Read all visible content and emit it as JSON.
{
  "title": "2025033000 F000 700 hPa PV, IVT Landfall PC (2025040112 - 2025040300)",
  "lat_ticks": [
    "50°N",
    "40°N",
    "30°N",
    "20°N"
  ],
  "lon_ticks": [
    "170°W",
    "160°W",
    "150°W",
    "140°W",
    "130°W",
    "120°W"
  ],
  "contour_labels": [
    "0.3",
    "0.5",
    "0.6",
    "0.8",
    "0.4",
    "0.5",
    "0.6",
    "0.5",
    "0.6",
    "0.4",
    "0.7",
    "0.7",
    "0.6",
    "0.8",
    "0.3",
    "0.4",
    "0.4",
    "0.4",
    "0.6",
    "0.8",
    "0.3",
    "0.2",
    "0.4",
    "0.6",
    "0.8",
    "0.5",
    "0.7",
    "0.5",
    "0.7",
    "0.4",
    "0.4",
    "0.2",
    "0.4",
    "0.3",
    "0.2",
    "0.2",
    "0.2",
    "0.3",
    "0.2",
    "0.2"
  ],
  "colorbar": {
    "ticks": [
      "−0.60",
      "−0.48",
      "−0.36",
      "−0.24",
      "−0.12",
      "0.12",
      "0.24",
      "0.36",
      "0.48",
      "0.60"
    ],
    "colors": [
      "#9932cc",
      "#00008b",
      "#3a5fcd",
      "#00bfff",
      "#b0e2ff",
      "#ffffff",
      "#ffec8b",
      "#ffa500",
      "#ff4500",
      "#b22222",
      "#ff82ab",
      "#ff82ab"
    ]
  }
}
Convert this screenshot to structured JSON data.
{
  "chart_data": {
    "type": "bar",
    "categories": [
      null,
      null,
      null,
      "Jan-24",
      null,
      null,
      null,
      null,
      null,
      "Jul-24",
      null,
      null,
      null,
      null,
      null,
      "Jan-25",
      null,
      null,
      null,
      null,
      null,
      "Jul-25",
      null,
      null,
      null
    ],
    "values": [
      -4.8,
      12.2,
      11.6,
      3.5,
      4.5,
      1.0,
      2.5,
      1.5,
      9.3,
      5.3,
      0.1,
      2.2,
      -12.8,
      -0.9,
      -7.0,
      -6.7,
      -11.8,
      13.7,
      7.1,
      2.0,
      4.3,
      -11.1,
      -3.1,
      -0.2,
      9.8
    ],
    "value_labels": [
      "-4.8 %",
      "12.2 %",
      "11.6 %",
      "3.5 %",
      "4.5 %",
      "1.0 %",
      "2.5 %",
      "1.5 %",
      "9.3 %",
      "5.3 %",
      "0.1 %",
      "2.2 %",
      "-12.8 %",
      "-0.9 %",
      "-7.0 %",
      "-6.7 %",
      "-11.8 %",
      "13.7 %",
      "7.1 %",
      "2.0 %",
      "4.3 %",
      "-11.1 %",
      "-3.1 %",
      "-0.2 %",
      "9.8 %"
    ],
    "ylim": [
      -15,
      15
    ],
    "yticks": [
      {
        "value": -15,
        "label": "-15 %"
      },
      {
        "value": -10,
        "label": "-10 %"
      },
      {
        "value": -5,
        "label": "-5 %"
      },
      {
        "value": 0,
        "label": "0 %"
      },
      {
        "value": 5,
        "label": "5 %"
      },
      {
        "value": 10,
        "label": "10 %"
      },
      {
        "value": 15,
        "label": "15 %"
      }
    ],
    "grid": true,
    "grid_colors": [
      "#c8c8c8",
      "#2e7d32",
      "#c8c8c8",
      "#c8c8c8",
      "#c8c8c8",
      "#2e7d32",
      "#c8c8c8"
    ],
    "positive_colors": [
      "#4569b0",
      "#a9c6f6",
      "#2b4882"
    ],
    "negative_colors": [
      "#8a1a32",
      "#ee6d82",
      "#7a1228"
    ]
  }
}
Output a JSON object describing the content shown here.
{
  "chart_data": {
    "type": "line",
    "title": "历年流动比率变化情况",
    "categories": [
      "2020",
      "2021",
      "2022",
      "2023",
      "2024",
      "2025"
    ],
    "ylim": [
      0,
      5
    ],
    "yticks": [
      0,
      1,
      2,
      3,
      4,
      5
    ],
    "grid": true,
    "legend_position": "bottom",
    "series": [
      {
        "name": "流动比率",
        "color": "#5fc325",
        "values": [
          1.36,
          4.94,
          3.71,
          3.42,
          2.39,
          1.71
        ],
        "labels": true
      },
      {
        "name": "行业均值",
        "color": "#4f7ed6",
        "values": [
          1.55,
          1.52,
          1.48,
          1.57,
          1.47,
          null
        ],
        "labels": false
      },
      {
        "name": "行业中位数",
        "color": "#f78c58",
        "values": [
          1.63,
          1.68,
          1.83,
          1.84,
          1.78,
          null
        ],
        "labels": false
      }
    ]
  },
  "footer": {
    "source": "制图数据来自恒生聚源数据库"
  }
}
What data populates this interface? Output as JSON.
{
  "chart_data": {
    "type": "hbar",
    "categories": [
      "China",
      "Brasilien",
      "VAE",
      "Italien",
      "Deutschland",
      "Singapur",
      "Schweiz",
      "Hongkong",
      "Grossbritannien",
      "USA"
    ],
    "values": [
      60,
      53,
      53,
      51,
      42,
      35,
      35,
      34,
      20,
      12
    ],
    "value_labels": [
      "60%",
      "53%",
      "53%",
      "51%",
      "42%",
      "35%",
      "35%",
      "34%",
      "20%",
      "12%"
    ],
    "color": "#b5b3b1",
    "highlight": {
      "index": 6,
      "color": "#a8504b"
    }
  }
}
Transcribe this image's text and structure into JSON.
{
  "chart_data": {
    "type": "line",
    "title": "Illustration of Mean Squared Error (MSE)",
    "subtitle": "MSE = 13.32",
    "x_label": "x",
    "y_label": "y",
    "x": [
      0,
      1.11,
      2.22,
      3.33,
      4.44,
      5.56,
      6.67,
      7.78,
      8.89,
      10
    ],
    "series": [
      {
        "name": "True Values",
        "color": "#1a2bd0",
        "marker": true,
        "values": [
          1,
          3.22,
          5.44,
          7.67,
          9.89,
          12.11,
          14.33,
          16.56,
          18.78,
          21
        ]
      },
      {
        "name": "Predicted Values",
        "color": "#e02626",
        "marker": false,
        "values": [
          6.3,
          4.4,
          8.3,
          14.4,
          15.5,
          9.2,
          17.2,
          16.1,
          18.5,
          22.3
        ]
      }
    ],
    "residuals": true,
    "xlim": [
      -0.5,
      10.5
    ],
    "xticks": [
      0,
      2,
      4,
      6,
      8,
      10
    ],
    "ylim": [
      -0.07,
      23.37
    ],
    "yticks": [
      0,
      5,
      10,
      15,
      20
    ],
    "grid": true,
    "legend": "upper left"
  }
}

_What to do_: Scan the lines above for "Output", then copy every one that has it.

_Solution for this problem_:
Output a JSON object describing the content shown here.
What data populates this interface? Output as JSON.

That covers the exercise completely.